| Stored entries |
|---|

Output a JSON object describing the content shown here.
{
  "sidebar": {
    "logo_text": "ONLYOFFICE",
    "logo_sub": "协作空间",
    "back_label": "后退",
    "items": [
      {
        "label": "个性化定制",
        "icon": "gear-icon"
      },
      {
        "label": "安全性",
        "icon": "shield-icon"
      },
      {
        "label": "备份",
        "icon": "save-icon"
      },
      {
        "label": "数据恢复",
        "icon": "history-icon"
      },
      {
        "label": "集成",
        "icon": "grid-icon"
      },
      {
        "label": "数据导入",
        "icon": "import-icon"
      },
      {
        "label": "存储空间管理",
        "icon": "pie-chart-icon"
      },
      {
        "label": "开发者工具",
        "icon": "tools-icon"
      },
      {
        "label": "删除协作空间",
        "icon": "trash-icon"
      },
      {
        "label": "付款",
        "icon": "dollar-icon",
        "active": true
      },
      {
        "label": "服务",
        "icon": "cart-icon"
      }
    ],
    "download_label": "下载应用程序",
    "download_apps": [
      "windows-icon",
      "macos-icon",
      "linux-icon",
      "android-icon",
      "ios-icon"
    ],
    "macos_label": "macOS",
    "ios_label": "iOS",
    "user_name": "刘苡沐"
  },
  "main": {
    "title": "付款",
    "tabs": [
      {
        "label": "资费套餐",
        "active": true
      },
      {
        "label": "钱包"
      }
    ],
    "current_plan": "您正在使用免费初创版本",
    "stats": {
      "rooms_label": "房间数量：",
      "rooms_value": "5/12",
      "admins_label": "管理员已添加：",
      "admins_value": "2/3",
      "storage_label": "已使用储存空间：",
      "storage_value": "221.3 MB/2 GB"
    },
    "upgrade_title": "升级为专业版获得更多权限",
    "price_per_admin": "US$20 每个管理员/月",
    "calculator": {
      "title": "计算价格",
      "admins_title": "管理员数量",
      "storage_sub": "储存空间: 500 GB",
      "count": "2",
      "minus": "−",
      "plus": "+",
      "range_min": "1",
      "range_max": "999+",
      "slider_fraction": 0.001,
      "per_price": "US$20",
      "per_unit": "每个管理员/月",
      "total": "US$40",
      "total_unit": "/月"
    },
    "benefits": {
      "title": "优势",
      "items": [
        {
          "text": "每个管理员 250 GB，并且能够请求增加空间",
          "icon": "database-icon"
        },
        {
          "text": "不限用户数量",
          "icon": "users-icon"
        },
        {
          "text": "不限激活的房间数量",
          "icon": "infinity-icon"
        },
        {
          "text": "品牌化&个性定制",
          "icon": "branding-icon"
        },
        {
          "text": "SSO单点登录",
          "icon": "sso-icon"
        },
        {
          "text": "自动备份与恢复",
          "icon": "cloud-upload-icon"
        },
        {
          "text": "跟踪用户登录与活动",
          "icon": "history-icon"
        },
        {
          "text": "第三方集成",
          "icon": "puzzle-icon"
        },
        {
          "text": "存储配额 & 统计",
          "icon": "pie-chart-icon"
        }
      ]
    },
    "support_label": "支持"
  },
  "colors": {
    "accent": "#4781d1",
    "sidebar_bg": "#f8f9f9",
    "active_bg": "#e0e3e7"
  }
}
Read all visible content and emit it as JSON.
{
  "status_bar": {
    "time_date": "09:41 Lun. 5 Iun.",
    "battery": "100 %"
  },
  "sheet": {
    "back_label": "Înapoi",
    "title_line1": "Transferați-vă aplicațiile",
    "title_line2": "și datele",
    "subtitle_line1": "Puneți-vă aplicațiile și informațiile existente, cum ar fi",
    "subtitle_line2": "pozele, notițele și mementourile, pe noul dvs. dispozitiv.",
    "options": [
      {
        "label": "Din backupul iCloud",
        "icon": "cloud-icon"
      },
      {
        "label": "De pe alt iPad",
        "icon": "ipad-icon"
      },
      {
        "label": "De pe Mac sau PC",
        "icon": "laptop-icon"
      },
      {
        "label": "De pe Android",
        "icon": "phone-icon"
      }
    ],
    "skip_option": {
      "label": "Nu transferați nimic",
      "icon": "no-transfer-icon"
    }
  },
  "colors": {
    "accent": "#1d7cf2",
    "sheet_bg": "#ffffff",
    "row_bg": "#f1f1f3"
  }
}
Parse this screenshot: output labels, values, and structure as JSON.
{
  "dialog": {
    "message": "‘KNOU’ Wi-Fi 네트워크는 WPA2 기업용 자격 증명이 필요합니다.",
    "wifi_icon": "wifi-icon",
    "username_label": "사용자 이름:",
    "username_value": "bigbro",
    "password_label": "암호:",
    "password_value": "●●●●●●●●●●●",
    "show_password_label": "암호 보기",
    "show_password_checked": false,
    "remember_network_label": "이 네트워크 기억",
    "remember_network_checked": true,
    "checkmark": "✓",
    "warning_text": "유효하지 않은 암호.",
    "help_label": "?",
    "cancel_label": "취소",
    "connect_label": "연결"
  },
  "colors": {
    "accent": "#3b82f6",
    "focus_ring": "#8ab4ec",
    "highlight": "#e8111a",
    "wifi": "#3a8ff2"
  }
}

|---|

| Description of the task |
Looking at the data above, show all lines where the word "accent" occurs.

| Correct response |
    "accent": "#4781d1",
    "accent": "#1d7cf2",
    "accent": "#3b82f6",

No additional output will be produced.